Retype the whole listing verbatim and keep the pictures out of it.

Extracted data entries:

****************************************

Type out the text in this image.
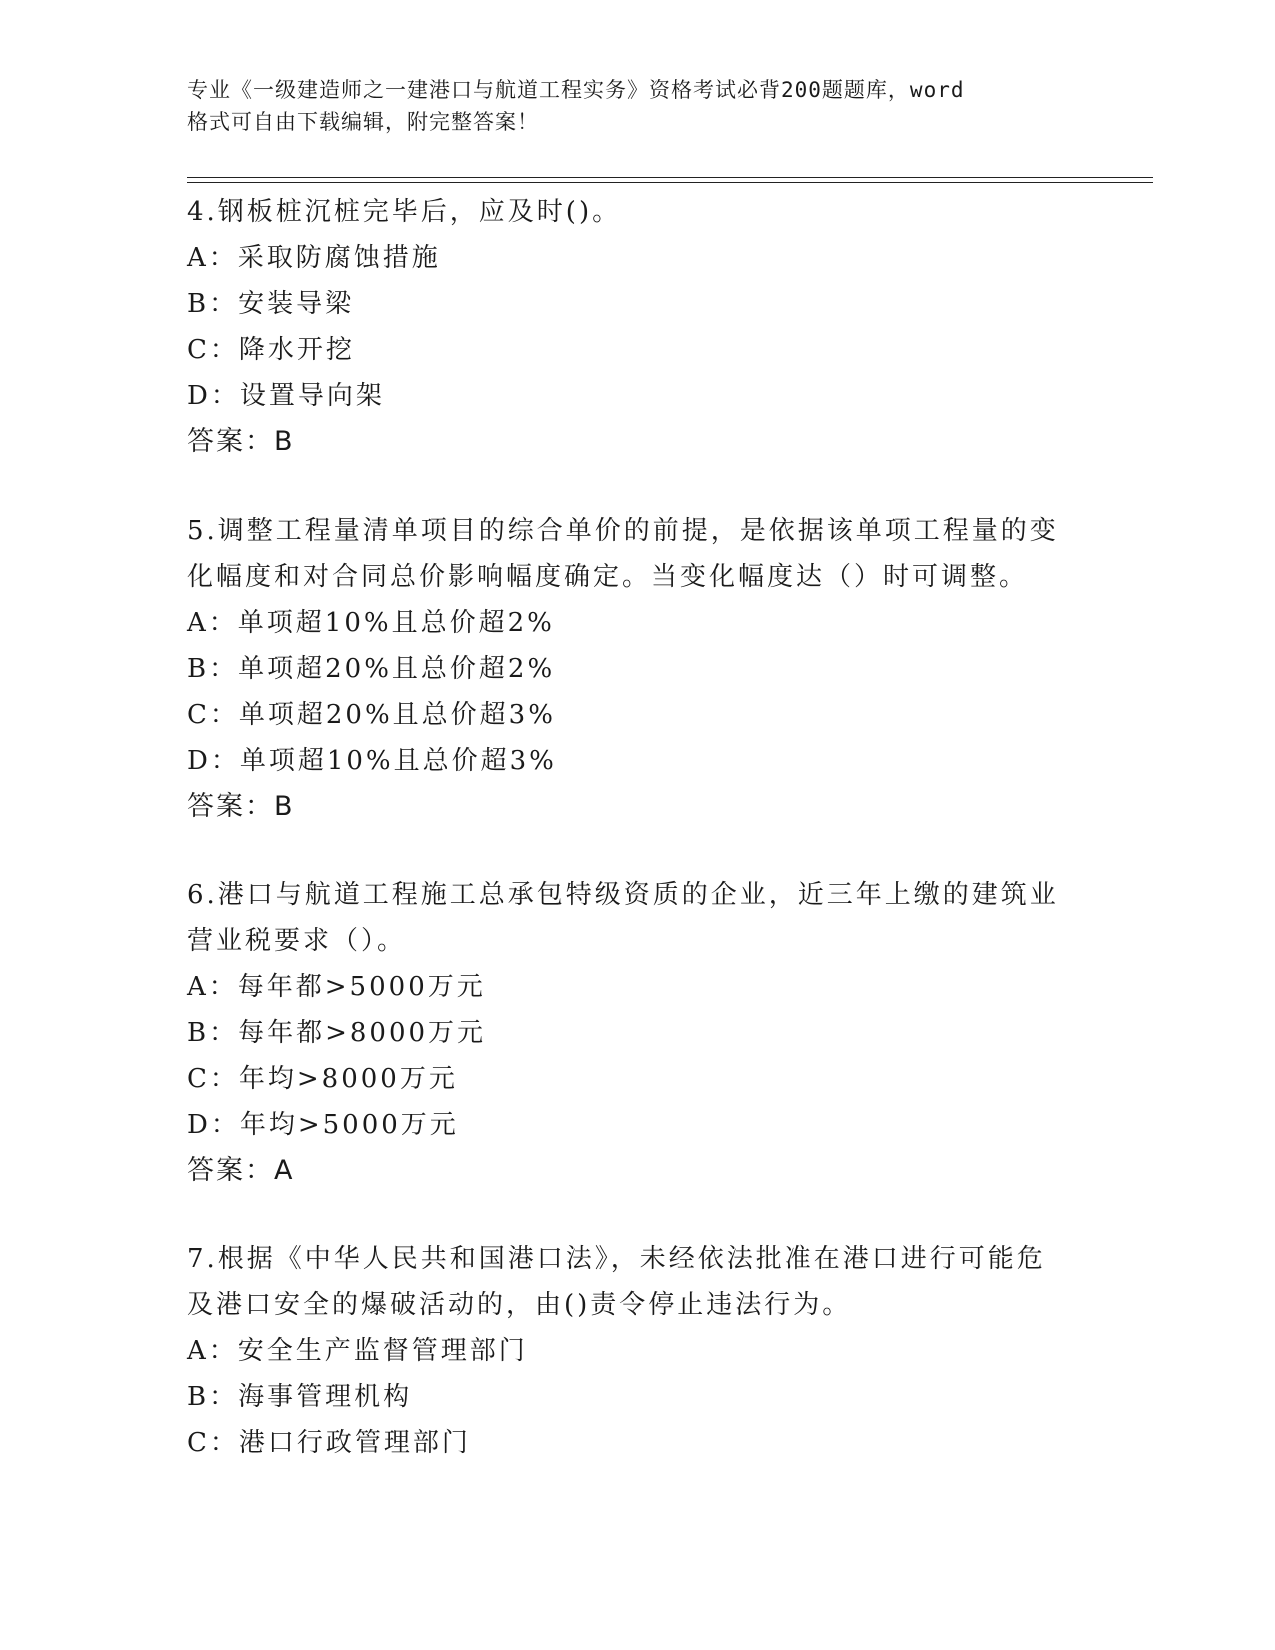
专业《一级建造师之一建港口与航道工程实务》资格考试必背200题题库，word
格式可自由下载编辑，附完整答案！

4.钢板桩沉桩完毕后，应及时()。

A：采取防腐蚀措施

B：安装导梁

C：降水开挖

D：设置导向架

答案：B

5.调整工程量清单项目的综合单价的前提，是依据该单项工程量的变

化幅度和对合同总价影响幅度确定。当变化幅度达（）时可调整。

A：单项超10%且总价超2%

B：单项超20%且总价超2%

C：单项超20%且总价超3%

D：单项超10%且总价超3%

答案：B

6.港口与航道工程施工总承包特级资质的企业，近三年上缴的建筑业

营业税要求（）。

A：每年都>5000万元

B：每年都>8000万元

C：年均>8000万元

D：年均>5000万元

答案：A

7.根据《中华人民共和国港口法》，未经依法批准在港口进行可能危

及港口安全的爆破活动的，由()责令停止违法行为。

A：安全生产监督管理部门

B：海事管理机构

C：港口行政管理部门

****************************************

Response:
Type out the text in this image.
专业《一级建造师之一建港口与航道工程实务》资格考试必背200题题库，word
格式可自由下载编辑，附完整答案！

4.钢板桩沉桩完毕后，应及时()。

A：采取防腐蚀措施

B：安装导梁

C：降水开挖

D：设置导向架

答案：B

5.调整工程量清单项目的综合单价的前提，是依据该单项工程量的变

化幅度和对合同总价影响幅度确定。当变化幅度达（）时可调整。

A：单项超10%且总价超2%

B：单项超20%且总价超2%

C：单项超20%且总价超3%

D：单项超10%且总价超3%

答案：B

6.港口与航道工程施工总承包特级资质的企业，近三年上缴的建筑业

营业税要求（）。

A：每年都>5000万元

B：每年都>8000万元

C：年均>8000万元

D：年均>5000万元

答案：A

7.根据《中华人民共和国港口法》，未经依法批准在港口进行可能危

及港口安全的爆破活动的，由()责令停止违法行为。

A：安全生产监督管理部门

B：海事管理机构

C：港口行政管理部门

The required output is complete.